═══ Records provided ═══

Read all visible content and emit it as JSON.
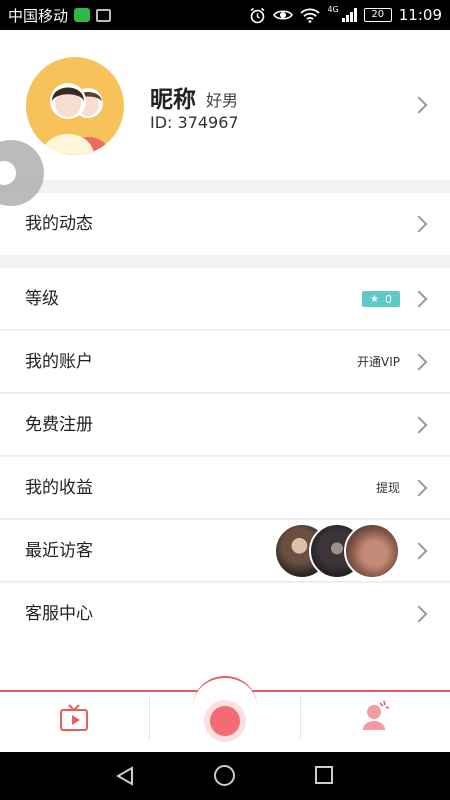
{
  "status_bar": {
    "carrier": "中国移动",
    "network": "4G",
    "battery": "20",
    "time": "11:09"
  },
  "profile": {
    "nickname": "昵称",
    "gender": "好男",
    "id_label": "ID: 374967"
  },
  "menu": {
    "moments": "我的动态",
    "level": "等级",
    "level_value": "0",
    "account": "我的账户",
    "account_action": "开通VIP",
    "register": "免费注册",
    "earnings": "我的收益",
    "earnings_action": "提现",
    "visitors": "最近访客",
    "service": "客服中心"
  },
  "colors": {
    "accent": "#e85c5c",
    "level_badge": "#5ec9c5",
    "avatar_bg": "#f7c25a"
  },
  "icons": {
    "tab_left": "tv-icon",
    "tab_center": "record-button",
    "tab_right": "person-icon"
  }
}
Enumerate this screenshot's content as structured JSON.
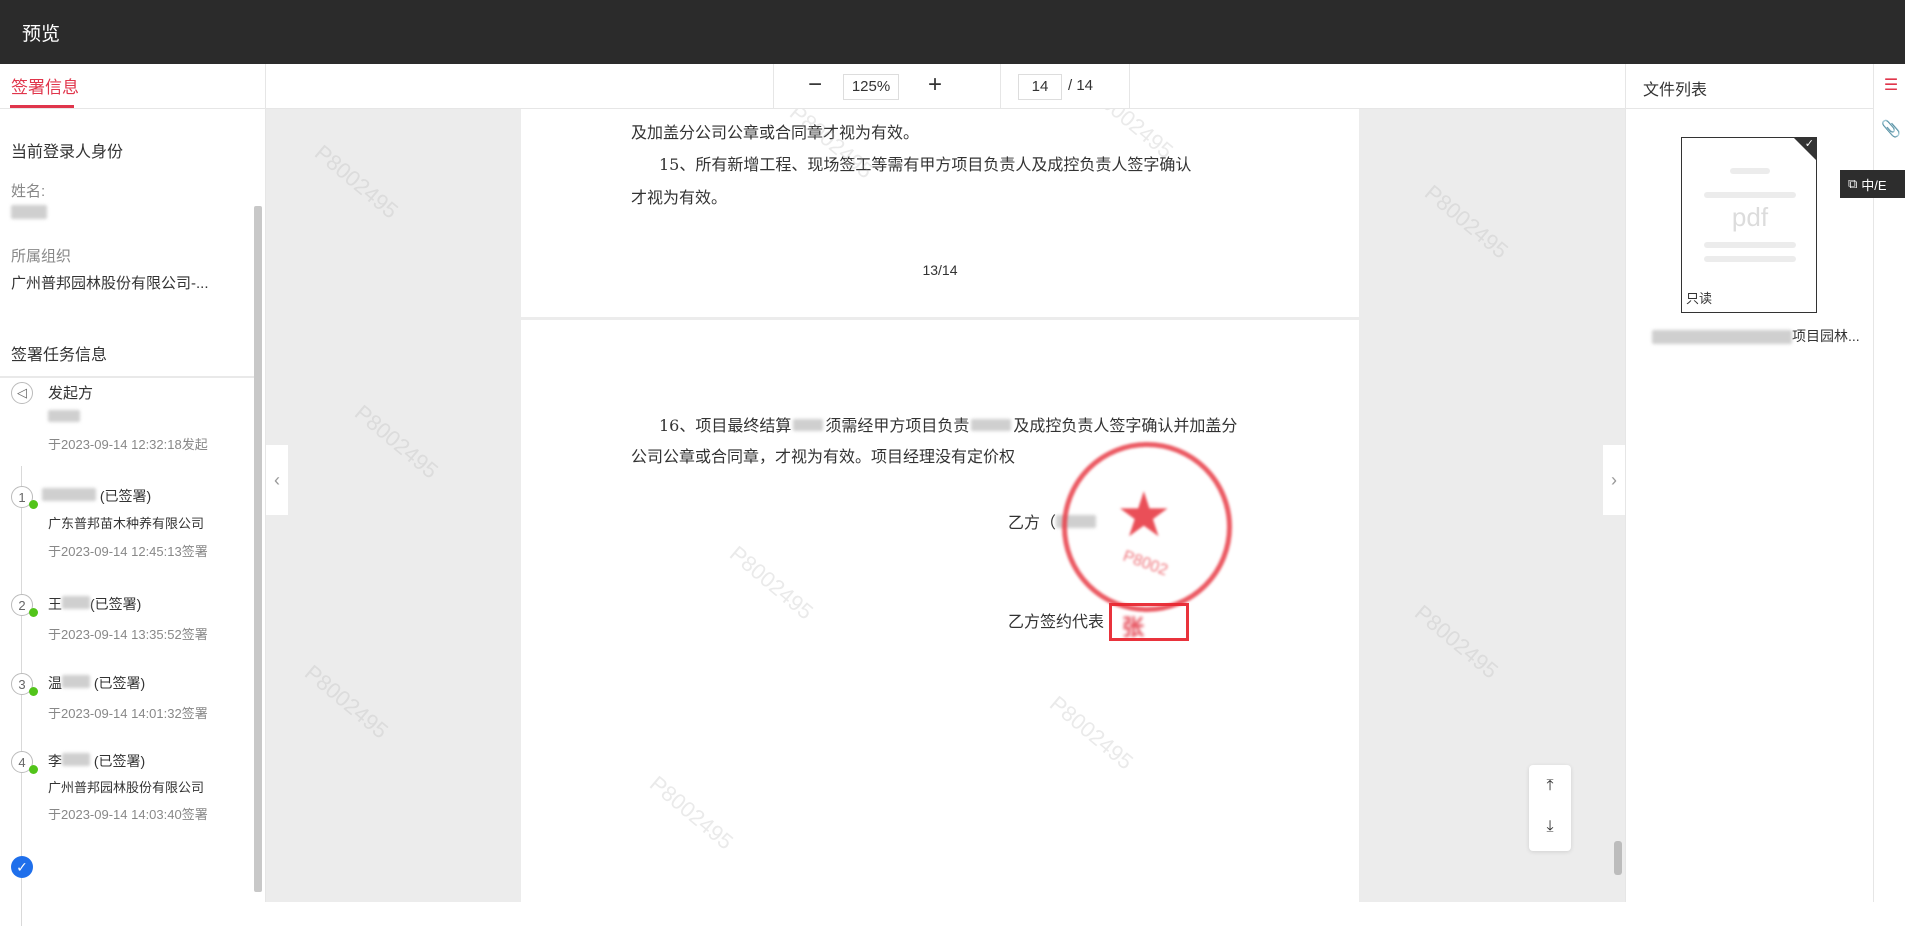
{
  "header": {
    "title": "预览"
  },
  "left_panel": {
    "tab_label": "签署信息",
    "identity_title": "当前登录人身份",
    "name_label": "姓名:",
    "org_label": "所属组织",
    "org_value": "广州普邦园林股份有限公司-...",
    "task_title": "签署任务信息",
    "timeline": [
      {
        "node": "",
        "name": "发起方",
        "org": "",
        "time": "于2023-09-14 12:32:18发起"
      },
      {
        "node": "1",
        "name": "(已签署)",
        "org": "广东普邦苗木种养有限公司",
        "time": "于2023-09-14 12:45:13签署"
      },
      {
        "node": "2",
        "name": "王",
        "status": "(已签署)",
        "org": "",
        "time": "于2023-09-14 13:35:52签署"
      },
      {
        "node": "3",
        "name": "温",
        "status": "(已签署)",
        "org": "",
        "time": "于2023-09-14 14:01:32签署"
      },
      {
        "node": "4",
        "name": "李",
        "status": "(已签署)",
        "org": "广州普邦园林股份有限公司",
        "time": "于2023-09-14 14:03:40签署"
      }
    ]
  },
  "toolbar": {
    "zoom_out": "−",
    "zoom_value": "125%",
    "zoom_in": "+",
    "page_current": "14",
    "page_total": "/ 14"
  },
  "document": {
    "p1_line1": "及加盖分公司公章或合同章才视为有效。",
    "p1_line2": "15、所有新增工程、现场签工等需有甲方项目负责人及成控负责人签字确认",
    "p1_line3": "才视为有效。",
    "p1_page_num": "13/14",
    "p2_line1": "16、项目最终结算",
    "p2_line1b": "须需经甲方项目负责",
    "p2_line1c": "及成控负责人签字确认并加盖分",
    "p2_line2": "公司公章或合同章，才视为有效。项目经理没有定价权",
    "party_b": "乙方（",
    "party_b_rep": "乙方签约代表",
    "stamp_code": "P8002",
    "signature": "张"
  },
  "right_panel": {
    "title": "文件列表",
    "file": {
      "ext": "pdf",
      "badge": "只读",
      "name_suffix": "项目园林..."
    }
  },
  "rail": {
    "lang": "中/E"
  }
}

═══

* Stated task *
Write the entries above out in full, exactly, with no images.

* Full solution *
Read all visible content and emit it as JSON.
{
  "status_bar": {
    "carrier": "中国移动",
    "network": "4G",
    "battery": "20",
    "time": "11:09"
  },
  "profile": {
    "nickname": "昵称",
    "gender": "好男",
    "id_label": "ID: 374967"
  },
  "menu": {
    "moments": "我的动态",
    "level": "等级",
    "level_value": "0",
    "account": "我的账户",
    "account_action": "开通VIP",
    "register": "免费注册",
    "earnings": "我的收益",
    "earnings_action": "提现",
    "visitors": "最近访客",
    "service": "客服中心"
  },
  "colors": {
    "accent": "#e85c5c",
    "level_badge": "#5ec9c5",
    "avatar_bg": "#f7c25a"
  },
  "icons": {
    "tab_left": "tv-icon",
    "tab_center": "record-button",
    "tab_right": "person-icon"
  }
}
Enumerate this screenshot's content as structured JSON.
{
  "header": {
    "title": "预览"
  },
  "left_panel": {
    "tab_label": "签署信息",
    "identity_title": "当前登录人身份",
    "name_label": "姓名:",
    "org_label": "所属组织",
    "org_value": "广州普邦园林股份有限公司-...",
    "task_title": "签署任务信息",
    "timeline": [
      {
        "node": "",
        "name": "发起方",
        "org": "",
        "time": "于2023-09-14 12:32:18发起"
      },
      {
        "node": "1",
        "name": "(已签署)",
        "org": "广东普邦苗木种养有限公司",
        "time": "于2023-09-14 12:45:13签署"
      },
      {
        "node": "2",
        "name": "王",
        "status": "(已签署)",
        "org": "",
        "time": "于2023-09-14 13:35:52签署"
      },
      {
        "node": "3",
        "name": "温",
        "status": "(已签署)",
        "org": "",
        "time": "于2023-09-14 14:01:32签署"
      },
      {
        "node": "4",
        "name": "李",
        "status": "(已签署)",
        "org": "广州普邦园林股份有限公司",
        "time": "于2023-09-14 14:03:40签署"
      }
    ]
  },
  "toolbar": {
    "zoom_out": "−",
    "zoom_value": "125%",
    "zoom_in": "+",
    "page_current": "14",
    "page_total": "/ 14"
  },
  "document": {
    "p1_line1": "及加盖分公司公章或合同章才视为有效。",
    "p1_line2": "15、所有新增工程、现场签工等需有甲方项目负责人及成控负责人签字确认",
    "p1_line3": "才视为有效。",
    "p1_page_num": "13/14",
    "p2_line1": "16、项目最终结算",
    "p2_line1b": "须需经甲方项目负责",
    "p2_line1c": "及成控负责人签字确认并加盖分",
    "p2_line2": "公司公章或合同章，才视为有效。项目经理没有定价权",
    "party_b": "乙方（",
    "party_b_rep": "乙方签约代表",
    "stamp_code": "P8002",
    "signature": "张"
  },
  "right_panel": {
    "title": "文件列表",
    "file": {
      "ext": "pdf",
      "badge": "只读",
      "name_suffix": "项目园林..."
    }
  },
  "rail": {
    "lang": "中/E"
  }
}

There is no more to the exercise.